TO BE DONE -> Every entry must be given again exactly.

--- BEGIN DATA ---

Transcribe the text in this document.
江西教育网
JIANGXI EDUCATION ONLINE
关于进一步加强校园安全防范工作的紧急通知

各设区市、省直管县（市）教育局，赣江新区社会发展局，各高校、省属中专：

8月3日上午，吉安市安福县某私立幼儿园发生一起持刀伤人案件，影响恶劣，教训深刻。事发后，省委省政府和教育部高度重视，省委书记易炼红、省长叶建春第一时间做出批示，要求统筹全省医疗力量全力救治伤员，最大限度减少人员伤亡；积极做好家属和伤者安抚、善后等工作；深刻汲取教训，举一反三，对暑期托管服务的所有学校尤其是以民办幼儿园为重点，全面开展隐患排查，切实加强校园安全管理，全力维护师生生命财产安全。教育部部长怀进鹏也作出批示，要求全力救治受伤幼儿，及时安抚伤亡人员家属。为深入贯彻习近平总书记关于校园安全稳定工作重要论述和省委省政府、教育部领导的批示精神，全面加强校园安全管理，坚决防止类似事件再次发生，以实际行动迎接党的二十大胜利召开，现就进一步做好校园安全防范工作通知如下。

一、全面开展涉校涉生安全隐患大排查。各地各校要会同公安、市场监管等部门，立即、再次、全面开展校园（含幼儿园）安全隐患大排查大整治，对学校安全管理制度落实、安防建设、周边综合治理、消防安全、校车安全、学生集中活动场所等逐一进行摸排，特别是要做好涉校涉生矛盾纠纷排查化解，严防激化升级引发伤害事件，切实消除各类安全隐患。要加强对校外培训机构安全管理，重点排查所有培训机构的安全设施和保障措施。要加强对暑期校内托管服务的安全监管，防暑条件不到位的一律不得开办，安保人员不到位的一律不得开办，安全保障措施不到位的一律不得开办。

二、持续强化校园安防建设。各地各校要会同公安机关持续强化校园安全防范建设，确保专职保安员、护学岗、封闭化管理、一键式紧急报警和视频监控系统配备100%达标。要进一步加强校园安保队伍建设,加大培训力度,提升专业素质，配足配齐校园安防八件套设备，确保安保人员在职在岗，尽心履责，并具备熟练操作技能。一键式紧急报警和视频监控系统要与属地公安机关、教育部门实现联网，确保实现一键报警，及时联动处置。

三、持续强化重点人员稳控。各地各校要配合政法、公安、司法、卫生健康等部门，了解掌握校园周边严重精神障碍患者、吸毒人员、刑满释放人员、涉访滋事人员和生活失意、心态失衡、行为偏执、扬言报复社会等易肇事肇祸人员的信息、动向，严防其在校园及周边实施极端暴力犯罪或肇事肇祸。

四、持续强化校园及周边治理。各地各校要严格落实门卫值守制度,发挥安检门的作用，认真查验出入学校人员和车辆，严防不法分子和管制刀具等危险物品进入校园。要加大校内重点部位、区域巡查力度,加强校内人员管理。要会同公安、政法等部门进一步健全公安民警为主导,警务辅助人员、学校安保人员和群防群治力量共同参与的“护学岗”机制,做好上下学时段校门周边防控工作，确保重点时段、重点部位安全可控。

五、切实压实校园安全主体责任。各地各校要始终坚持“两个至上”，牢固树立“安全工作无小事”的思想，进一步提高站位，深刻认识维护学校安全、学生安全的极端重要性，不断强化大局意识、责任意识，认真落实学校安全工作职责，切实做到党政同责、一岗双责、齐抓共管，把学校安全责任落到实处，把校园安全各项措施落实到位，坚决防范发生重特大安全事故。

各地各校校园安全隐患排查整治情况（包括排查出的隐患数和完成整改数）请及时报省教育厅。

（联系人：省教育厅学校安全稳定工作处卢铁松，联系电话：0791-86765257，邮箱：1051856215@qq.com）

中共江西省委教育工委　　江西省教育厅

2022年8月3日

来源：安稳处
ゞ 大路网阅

--- END DATA ---

RESPONSE TO THIS TASK ->
Transcribe the text in this document.
江西教育网
JIANGXI EDUCATION ONLINE
关于进一步加强校园安全防范工作的紧急通知

各设区市、省直管县（市）教育局，赣江新区社会发展局，各高校、省属中专：

8月3日上午，吉安市安福县某私立幼儿园发生一起持刀伤人案件，影响恶劣，教训深刻。事发后，省委省政府和教育部高度重视，省委书记易炼红、省长叶建春第一时间做出批示，要求统筹全省医疗力量全力救治伤员，最大限度减少人员伤亡；积极做好家属和伤者安抚、善后等工作；深刻汲取教训，举一反三，对暑期托管服务的所有学校尤其是以民办幼儿园为重点，全面开展隐患排查，切实加强校园安全管理，全力维护师生生命财产安全。教育部部长怀进鹏也作出批示，要求全力救治受伤幼儿，及时安抚伤亡人员家属。为深入贯彻习近平总书记关于校园安全稳定工作重要论述和省委省政府、教育部领导的批示精神，全面加强校园安全管理，坚决防止类似事件再次发生，以实际行动迎接党的二十大胜利召开，现就进一步做好校园安全防范工作通知如下。

一、全面开展涉校涉生安全隐患大排查。各地各校要会同公安、市场监管等部门，立即、再次、全面开展校园（含幼儿园）安全隐患大排查大整治，对学校安全管理制度落实、安防建设、周边综合治理、消防安全、校车安全、学生集中活动场所等逐一进行摸排，特别是要做好涉校涉生矛盾纠纷排查化解，严防激化升级引发伤害事件，切实消除各类安全隐患。要加强对校外培训机构安全管理，重点排查所有培训机构的安全设施和保障措施。要加强对暑期校内托管服务的安全监管，防暑条件不到位的一律不得开办，安保人员不到位的一律不得开办，安全保障措施不到位的一律不得开办。

二、持续强化校园安防建设。各地各校要会同公安机关持续强化校园安全防范建设，确保专职保安员、护学岗、封闭化管理、一键式紧急报警和视频监控系统配备100%达标。要进一步加强校园安保队伍建设,加大培训力度,提升专业素质，配足配齐校园安防八件套设备，确保安保人员在职在岗，尽心履责，并具备熟练操作技能。一键式紧急报警和视频监控系统要与属地公安机关、教育部门实现联网，确保实现一键报警，及时联动处置。

三、持续强化重点人员稳控。各地各校要配合政法、公安、司法、卫生健康等部门，了解掌握校园周边严重精神障碍患者、吸毒人员、刑满释放人员、涉访滋事人员和生活失意、心态失衡、行为偏执、扬言报复社会等易肇事肇祸人员的信息、动向，严防其在校园及周边实施极端暴力犯罪或肇事肇祸。

四、持续强化校园及周边治理。各地各校要严格落实门卫值守制度,发挥安检门的作用，认真查验出入学校人员和车辆，严防不法分子和管制刀具等危险物品进入校园。要加大校内重点部位、区域巡查力度,加强校内人员管理。要会同公安、政法等部门进一步健全公安民警为主导,警务辅助人员、学校安保人员和群防群治力量共同参与的“护学岗”机制,做好上下学时段校门周边防控工作，确保重点时段、重点部位安全可控。

五、切实压实校园安全主体责任。各地各校要始终坚持“两个至上”，牢固树立“安全工作无小事”的思想，进一步提高站位，深刻认识维护学校安全、学生安全的极端重要性，不断强化大局意识、责任意识，认真落实学校安全工作职责，切实做到党政同责、一岗双责、齐抓共管，把学校安全责任落到实处，把校园安全各项措施落实到位，坚决防范发生重特大安全事故。

各地各校校园安全隐患排查整治情况（包括排查出的隐患数和完成整改数）请及时报省教育厅。

（联系人：省教育厅学校安全稳定工作处卢铁松，联系电话：0791-86765257，邮箱：1051856215@qq.com）

中共江西省委教育工委　　江西省教育厅

2022年8月3日

来源：安稳处
ゞ 大路网阅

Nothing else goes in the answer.